====== Data records
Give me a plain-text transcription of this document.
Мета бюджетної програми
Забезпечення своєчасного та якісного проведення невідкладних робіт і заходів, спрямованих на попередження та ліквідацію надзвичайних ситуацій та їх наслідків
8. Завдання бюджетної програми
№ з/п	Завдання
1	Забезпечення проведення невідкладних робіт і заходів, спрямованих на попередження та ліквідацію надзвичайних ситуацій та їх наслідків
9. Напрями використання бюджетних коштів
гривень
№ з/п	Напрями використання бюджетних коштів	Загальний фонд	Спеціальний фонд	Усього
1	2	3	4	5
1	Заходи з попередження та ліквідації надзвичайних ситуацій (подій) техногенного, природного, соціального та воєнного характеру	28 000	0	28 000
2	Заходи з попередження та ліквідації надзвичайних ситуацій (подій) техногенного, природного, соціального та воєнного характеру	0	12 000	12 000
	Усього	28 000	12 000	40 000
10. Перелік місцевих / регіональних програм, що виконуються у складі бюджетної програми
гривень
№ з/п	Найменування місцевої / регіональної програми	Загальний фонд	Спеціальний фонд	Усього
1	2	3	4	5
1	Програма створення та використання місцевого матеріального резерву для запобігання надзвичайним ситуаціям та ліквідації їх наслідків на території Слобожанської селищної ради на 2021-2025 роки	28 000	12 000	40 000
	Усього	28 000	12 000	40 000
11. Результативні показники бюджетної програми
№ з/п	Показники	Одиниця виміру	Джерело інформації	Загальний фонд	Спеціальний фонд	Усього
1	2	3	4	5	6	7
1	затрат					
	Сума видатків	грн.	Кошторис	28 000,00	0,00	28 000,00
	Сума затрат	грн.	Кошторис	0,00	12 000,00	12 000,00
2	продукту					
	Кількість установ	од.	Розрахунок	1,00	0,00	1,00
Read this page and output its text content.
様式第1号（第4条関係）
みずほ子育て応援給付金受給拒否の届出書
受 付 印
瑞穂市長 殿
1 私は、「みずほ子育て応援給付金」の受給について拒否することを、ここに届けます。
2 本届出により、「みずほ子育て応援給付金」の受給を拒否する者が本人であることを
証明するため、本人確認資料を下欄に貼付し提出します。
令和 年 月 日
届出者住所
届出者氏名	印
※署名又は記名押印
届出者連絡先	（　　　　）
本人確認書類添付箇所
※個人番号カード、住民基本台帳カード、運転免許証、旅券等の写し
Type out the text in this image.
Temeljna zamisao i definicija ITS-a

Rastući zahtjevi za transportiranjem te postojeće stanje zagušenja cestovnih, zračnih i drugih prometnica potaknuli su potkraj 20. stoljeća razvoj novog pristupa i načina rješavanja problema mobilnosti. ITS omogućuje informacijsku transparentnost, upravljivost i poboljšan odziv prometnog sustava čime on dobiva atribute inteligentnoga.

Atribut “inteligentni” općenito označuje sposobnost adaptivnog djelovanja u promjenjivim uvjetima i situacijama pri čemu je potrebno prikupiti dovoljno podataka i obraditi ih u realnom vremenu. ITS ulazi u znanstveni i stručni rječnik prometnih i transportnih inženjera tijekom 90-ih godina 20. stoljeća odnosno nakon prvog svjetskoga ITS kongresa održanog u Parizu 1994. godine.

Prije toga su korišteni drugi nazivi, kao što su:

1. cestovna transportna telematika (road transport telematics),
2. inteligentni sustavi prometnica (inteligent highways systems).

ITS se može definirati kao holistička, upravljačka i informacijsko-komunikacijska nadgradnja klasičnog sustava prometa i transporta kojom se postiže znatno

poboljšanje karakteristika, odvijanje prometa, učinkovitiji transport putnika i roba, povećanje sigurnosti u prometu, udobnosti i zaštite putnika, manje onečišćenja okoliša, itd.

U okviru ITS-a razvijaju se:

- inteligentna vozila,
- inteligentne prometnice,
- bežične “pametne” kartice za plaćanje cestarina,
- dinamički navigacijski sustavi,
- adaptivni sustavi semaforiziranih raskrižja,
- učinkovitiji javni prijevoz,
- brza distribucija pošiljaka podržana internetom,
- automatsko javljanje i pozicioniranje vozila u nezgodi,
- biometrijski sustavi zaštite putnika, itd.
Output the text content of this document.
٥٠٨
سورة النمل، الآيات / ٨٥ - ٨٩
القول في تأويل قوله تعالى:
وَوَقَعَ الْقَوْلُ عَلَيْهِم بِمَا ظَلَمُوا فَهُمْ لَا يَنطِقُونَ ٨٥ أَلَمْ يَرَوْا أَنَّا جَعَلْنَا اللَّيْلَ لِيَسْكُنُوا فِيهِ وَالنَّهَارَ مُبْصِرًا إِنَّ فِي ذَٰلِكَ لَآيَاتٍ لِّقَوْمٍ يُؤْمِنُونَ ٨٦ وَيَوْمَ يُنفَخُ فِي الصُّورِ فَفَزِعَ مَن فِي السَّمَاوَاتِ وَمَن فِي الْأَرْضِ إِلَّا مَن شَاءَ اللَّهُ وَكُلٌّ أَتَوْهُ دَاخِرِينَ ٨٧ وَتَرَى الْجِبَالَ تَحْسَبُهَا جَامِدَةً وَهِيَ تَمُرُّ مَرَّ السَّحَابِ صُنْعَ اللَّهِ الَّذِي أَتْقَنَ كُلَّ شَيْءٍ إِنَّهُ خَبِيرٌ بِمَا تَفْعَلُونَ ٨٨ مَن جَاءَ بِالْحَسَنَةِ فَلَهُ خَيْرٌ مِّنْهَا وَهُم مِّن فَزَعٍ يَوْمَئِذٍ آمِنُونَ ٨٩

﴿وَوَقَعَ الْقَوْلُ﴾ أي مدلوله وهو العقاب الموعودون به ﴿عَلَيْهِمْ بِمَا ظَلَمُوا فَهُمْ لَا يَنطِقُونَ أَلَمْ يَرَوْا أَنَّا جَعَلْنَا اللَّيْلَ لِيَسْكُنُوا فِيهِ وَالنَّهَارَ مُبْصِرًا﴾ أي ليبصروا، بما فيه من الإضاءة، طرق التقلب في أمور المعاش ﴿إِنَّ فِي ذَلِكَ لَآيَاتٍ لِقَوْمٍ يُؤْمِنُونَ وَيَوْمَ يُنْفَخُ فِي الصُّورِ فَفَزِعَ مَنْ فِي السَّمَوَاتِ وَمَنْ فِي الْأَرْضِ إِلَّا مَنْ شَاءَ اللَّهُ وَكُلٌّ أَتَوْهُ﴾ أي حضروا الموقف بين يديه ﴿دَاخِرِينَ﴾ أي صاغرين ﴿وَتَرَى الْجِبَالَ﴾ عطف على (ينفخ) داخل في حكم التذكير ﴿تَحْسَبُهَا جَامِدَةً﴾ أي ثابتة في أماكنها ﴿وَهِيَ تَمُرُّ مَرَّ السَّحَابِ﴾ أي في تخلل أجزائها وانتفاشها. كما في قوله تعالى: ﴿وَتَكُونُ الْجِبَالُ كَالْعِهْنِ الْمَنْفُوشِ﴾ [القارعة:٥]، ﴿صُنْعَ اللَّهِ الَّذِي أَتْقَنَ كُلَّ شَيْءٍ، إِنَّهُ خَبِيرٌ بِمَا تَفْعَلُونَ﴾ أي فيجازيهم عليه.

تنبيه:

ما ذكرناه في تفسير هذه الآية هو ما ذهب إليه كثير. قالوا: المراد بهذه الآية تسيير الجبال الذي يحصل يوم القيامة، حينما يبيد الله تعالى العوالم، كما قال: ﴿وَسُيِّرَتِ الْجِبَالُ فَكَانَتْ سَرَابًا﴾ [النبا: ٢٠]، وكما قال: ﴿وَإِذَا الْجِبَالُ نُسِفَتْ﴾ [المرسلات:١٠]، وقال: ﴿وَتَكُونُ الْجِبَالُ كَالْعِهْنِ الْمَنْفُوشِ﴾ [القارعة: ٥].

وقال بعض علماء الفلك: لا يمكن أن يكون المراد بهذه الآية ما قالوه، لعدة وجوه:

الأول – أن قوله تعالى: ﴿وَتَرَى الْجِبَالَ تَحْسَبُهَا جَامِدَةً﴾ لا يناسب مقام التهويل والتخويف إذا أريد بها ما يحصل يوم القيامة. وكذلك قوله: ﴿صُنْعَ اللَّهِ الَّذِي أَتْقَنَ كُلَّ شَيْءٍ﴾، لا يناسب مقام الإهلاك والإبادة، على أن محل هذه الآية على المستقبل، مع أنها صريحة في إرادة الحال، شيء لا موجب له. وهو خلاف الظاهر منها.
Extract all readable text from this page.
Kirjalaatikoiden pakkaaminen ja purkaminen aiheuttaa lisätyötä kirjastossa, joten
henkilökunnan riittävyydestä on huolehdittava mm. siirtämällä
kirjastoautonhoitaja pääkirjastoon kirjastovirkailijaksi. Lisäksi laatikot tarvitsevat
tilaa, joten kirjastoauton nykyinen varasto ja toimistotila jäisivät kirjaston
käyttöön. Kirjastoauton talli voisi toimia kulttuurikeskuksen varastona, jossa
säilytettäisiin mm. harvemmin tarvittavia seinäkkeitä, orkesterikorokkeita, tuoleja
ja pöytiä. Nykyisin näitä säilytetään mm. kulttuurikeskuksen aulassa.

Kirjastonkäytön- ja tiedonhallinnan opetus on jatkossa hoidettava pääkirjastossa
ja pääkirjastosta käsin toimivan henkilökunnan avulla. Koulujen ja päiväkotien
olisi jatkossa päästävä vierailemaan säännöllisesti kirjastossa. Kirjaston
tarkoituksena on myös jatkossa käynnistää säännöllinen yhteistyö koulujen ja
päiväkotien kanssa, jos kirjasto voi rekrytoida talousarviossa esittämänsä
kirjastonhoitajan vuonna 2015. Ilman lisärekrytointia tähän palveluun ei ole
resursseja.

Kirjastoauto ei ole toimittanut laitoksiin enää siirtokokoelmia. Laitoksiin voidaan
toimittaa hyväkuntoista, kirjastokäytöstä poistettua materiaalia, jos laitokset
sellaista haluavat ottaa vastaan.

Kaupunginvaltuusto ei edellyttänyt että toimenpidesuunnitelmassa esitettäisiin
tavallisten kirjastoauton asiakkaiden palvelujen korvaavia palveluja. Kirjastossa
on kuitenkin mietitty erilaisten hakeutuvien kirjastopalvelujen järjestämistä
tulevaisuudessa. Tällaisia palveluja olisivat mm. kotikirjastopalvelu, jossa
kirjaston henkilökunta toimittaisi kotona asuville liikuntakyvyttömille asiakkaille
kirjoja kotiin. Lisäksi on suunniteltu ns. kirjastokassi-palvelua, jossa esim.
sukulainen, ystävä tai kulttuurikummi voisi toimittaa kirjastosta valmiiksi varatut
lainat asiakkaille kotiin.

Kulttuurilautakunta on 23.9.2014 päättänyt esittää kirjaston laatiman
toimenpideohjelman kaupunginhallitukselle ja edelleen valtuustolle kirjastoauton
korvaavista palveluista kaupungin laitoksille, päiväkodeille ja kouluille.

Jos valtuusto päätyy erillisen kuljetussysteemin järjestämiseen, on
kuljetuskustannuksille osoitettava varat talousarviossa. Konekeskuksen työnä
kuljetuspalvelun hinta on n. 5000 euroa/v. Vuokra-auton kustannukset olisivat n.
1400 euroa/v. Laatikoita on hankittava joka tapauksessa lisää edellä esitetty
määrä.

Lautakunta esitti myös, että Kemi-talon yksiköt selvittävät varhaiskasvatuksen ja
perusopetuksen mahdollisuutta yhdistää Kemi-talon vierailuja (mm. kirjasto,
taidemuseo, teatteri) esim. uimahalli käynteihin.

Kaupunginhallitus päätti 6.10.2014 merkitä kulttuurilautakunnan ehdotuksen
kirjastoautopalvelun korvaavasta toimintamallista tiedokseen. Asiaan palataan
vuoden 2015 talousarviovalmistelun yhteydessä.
============
» Objective
Isolate each line of the listing above that includes "бюджетних". Copy it.

» Problem solution
9. Напрями використання бюджетних коштів
№ з/п	Напрями використання бюджетних коштів	Загальний фонд	Спеціальний фонд	Усього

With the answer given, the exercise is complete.